● **Your objective**
What is the number of lines in the data holding the word "session"? Give that number by itself.

· · · ·

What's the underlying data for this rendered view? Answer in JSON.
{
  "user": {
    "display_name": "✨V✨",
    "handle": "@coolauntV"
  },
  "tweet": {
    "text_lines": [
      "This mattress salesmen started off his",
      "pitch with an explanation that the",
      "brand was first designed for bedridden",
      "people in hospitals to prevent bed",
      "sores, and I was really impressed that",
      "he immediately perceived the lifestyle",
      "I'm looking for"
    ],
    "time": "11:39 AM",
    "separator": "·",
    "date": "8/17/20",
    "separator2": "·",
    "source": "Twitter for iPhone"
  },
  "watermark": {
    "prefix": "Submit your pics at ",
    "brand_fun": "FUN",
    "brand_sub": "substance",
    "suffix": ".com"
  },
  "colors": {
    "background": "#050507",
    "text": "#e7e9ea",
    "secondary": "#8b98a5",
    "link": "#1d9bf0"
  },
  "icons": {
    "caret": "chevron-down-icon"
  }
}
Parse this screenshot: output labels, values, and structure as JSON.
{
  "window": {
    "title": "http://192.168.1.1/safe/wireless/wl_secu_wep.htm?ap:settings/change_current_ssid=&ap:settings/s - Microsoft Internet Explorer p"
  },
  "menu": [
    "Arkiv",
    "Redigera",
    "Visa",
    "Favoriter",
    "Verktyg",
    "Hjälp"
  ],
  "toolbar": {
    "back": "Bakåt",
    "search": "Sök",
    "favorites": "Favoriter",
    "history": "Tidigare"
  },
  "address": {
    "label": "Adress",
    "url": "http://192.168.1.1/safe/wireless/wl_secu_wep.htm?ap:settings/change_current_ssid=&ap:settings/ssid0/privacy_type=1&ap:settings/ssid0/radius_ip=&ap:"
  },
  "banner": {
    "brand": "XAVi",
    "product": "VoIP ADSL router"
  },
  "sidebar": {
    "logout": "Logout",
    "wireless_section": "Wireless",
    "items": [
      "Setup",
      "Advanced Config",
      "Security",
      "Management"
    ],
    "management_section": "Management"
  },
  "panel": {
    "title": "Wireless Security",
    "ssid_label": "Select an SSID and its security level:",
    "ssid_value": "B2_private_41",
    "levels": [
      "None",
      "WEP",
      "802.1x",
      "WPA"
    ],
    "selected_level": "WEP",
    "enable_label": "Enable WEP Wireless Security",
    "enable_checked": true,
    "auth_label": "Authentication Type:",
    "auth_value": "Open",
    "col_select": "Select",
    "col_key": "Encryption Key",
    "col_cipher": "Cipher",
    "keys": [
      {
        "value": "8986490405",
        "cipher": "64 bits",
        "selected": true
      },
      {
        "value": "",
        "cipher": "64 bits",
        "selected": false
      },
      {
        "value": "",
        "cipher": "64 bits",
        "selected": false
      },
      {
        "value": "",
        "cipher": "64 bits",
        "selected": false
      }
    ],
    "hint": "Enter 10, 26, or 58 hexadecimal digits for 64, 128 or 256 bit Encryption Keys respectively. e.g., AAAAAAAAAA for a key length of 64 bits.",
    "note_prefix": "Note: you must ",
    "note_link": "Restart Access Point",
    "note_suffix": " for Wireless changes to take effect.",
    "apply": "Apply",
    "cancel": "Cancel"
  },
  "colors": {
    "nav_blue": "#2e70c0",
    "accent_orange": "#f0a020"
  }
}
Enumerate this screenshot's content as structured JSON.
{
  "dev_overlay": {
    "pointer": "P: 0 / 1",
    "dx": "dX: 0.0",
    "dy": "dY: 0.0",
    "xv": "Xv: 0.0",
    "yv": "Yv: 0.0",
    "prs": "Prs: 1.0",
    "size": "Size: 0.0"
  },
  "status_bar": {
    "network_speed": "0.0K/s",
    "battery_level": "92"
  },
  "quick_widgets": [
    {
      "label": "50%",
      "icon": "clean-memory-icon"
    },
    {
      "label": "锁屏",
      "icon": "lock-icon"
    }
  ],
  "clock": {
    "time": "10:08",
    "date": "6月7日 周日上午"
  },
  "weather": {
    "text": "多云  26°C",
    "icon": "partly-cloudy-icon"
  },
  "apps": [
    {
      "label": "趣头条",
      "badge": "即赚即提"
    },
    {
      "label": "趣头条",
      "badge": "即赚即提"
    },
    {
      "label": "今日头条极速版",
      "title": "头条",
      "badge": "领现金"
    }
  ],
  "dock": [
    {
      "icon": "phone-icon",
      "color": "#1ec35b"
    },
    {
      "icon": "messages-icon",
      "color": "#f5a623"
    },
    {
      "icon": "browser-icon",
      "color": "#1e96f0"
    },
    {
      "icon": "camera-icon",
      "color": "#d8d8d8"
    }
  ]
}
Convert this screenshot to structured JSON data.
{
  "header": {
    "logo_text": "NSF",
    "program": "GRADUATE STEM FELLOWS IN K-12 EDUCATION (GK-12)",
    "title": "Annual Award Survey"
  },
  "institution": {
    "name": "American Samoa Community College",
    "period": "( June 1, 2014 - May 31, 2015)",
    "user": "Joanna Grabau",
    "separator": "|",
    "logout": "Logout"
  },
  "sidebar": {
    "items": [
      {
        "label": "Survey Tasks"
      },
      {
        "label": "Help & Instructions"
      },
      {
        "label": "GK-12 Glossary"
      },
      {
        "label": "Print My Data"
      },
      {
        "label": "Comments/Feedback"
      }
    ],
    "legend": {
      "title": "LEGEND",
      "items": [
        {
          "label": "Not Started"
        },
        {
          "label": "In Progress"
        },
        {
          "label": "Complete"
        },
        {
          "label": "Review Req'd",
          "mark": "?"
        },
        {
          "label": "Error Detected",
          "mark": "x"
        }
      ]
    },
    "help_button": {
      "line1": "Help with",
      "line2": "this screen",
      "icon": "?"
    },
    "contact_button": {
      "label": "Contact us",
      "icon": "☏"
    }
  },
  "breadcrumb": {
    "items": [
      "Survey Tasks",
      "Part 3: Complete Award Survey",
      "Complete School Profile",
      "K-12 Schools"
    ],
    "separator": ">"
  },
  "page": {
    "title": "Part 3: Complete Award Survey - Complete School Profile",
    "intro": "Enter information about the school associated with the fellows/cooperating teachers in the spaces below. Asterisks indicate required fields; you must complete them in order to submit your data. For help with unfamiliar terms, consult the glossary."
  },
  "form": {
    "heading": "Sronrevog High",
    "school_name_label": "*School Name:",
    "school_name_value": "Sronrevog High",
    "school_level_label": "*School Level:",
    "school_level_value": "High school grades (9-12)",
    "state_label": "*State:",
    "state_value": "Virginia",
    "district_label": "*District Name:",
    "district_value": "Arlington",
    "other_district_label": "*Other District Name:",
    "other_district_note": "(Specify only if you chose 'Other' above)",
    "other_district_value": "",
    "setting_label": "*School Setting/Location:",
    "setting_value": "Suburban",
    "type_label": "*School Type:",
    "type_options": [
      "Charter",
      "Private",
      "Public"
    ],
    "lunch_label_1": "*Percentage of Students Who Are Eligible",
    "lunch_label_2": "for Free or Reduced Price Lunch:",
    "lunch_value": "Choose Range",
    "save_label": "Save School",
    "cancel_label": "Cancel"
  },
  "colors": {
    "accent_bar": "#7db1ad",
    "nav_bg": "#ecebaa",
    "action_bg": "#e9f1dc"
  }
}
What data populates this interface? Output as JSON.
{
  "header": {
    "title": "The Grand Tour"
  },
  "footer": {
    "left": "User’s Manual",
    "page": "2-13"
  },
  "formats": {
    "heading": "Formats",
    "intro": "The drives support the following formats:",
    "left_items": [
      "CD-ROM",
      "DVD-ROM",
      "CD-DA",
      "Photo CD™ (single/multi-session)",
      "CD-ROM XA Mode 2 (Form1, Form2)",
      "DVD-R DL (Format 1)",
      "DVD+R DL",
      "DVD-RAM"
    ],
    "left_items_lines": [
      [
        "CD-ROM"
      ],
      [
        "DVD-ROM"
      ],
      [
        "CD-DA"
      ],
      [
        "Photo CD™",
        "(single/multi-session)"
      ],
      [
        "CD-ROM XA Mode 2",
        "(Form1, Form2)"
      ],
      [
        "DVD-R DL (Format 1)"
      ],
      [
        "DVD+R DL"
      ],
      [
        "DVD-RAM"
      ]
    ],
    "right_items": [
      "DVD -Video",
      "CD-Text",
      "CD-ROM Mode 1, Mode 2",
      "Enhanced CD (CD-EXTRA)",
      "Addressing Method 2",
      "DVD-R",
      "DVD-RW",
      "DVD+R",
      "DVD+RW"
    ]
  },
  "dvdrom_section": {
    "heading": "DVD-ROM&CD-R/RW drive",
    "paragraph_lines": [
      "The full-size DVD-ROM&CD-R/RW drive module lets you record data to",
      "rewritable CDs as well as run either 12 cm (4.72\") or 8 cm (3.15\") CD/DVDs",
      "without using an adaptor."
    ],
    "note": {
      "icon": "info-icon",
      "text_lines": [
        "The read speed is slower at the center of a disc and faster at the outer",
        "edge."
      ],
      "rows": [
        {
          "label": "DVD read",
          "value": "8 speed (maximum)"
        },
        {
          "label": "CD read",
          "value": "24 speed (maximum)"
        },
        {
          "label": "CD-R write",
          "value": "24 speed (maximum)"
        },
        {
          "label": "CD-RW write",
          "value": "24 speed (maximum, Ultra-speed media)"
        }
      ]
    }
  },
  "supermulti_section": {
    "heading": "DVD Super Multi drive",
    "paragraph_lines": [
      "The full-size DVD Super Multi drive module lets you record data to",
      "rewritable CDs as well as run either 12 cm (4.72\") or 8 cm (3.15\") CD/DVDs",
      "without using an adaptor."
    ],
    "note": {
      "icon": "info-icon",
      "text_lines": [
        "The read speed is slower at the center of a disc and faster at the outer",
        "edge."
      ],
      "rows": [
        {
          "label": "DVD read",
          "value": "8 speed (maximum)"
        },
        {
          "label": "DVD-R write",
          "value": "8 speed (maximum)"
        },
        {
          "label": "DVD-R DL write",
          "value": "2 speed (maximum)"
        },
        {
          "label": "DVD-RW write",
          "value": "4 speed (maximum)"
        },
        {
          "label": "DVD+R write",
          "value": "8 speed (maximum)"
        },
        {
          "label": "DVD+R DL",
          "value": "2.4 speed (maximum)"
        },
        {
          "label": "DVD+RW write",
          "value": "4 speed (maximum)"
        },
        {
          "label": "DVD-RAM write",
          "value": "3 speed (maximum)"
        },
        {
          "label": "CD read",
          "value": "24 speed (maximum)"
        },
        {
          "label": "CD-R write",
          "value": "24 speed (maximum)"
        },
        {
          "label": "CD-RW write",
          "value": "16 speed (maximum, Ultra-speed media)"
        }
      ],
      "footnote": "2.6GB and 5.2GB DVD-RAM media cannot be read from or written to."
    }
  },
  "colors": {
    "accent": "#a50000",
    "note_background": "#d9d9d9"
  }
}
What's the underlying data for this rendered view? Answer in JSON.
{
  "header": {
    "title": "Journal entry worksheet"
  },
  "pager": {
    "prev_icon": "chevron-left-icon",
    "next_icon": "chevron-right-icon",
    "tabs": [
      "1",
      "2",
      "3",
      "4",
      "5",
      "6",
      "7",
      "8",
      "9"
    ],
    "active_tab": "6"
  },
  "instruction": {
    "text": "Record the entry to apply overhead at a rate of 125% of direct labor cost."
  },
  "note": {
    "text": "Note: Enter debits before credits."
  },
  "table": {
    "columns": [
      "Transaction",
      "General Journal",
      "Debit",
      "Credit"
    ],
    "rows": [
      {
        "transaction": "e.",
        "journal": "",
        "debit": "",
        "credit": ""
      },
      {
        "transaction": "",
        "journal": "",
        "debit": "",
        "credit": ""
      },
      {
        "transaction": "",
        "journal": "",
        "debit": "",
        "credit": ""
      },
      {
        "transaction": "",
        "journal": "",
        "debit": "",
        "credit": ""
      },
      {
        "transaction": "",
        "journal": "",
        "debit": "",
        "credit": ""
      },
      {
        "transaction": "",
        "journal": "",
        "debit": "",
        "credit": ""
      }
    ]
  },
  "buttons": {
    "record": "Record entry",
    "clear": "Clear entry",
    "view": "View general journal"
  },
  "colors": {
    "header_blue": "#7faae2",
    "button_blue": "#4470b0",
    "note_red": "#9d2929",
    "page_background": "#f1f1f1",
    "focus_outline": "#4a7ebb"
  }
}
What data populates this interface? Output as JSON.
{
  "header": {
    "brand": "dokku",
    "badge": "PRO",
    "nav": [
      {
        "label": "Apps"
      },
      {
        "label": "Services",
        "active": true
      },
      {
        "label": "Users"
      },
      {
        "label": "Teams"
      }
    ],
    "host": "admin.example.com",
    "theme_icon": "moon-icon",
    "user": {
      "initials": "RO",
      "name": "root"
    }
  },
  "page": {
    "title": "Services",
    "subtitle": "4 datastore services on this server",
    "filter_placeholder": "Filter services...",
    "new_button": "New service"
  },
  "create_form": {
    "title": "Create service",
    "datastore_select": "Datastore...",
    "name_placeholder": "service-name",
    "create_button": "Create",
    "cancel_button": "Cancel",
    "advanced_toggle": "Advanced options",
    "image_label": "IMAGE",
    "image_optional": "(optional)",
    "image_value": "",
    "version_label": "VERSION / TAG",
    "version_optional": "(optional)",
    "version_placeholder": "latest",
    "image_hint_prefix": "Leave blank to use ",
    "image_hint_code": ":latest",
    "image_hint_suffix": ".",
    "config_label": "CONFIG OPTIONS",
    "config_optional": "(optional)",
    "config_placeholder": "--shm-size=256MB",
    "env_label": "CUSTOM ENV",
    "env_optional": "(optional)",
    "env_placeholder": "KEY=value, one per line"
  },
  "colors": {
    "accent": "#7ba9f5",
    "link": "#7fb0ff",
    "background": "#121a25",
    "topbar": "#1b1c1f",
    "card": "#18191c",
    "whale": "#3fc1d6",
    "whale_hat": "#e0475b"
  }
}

· · · ·

● **Answer to this problem**
2